## REQUIRED TASK:
Count the lines that hold the string "summary". Reply with the number alone.

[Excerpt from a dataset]
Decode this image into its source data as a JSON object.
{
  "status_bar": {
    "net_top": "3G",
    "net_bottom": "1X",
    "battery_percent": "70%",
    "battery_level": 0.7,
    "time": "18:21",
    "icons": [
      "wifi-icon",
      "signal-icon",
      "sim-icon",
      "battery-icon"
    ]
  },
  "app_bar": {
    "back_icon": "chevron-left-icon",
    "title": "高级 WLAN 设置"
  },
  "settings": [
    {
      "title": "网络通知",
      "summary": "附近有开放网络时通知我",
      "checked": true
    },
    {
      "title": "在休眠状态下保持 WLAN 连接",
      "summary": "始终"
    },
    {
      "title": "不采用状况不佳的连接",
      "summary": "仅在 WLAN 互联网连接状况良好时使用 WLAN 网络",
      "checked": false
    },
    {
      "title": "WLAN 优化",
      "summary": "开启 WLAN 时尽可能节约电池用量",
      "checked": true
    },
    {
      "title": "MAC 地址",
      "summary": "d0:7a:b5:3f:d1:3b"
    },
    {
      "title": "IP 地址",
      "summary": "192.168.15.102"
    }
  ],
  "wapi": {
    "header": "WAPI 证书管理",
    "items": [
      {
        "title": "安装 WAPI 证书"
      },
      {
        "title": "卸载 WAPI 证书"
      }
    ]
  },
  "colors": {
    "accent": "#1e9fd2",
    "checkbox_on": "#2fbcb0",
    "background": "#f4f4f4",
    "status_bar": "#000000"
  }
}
* * *
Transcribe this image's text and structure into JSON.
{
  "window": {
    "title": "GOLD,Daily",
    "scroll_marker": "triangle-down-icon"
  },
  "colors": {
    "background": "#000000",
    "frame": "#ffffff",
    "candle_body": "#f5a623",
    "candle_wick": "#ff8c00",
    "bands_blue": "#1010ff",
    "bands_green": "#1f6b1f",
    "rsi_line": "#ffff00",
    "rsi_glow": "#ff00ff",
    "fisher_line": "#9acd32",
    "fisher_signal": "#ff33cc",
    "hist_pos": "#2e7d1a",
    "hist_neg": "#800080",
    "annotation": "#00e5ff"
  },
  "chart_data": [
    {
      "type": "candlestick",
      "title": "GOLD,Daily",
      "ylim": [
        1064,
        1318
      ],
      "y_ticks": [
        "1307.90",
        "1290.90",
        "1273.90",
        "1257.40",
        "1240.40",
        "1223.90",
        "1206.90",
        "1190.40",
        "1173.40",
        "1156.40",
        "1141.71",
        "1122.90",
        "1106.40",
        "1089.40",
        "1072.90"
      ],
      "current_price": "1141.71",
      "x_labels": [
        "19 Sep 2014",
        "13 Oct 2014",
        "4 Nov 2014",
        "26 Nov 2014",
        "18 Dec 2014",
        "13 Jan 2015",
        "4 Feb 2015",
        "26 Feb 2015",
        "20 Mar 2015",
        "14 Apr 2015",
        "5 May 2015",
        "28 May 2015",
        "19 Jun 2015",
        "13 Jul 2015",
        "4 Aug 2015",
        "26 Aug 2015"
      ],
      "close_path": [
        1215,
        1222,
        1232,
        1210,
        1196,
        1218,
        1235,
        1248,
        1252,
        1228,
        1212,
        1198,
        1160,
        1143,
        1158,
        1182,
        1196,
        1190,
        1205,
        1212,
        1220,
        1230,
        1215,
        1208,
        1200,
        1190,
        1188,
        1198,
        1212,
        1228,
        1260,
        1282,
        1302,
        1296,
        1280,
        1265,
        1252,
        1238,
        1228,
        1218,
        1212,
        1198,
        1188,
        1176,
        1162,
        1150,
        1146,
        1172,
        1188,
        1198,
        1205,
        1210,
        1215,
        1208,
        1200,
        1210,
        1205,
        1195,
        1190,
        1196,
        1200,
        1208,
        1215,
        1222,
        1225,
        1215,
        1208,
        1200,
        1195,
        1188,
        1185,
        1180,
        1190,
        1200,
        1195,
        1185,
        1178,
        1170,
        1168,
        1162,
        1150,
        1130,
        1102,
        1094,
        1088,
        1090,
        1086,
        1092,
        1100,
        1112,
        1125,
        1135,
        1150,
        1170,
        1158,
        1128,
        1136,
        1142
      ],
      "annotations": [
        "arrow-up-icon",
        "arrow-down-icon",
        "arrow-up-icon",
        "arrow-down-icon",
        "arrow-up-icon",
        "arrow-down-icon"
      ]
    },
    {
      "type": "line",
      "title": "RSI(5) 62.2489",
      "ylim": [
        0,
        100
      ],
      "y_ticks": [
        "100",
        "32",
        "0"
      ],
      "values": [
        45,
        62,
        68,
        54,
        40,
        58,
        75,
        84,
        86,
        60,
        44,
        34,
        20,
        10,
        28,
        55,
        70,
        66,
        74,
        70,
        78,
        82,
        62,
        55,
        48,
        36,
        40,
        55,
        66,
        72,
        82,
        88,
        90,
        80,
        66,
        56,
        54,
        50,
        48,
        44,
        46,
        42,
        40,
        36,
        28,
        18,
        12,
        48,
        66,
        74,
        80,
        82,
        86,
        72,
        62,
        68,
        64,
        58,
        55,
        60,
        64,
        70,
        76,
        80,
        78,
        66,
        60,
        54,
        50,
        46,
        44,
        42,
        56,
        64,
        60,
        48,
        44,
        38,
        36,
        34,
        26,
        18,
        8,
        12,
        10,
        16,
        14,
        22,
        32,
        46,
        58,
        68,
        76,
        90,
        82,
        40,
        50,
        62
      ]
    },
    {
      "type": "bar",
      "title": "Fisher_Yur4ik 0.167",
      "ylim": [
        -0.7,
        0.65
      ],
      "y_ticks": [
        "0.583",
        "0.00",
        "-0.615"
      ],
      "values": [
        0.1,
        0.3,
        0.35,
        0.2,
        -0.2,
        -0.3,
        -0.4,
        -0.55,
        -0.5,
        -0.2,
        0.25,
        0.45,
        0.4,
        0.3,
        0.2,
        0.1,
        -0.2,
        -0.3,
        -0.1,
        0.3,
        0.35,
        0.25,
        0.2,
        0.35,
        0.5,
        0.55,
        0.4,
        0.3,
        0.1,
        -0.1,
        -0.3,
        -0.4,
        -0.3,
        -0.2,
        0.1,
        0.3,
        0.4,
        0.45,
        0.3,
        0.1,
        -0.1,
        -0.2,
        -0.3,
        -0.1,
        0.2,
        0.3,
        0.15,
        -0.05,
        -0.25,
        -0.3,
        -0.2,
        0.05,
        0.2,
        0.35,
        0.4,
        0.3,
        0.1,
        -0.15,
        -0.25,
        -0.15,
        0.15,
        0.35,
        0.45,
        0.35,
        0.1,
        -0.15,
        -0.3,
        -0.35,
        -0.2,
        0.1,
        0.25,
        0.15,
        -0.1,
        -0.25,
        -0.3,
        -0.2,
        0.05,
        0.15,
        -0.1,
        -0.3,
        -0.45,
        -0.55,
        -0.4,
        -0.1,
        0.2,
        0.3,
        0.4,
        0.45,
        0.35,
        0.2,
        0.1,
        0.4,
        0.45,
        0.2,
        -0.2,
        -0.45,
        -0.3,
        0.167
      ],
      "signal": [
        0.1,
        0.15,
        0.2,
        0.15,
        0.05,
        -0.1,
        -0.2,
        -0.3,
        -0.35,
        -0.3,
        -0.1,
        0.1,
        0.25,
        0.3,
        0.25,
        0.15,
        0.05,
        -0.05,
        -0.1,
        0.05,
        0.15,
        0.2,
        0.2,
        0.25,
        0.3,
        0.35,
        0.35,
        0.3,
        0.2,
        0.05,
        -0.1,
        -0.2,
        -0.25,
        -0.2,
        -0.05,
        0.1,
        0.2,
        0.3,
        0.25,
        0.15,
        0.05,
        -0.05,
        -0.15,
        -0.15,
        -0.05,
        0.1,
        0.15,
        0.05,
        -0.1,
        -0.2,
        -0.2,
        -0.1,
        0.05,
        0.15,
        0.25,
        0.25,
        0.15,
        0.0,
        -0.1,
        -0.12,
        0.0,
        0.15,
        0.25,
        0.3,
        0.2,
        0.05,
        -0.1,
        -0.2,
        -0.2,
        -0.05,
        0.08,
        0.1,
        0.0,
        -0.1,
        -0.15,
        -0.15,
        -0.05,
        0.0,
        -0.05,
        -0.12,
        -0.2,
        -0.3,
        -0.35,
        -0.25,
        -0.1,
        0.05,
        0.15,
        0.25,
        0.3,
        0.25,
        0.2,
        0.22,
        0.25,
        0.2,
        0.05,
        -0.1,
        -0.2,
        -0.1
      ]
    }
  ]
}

## ANSWER FOR THE TASK:
6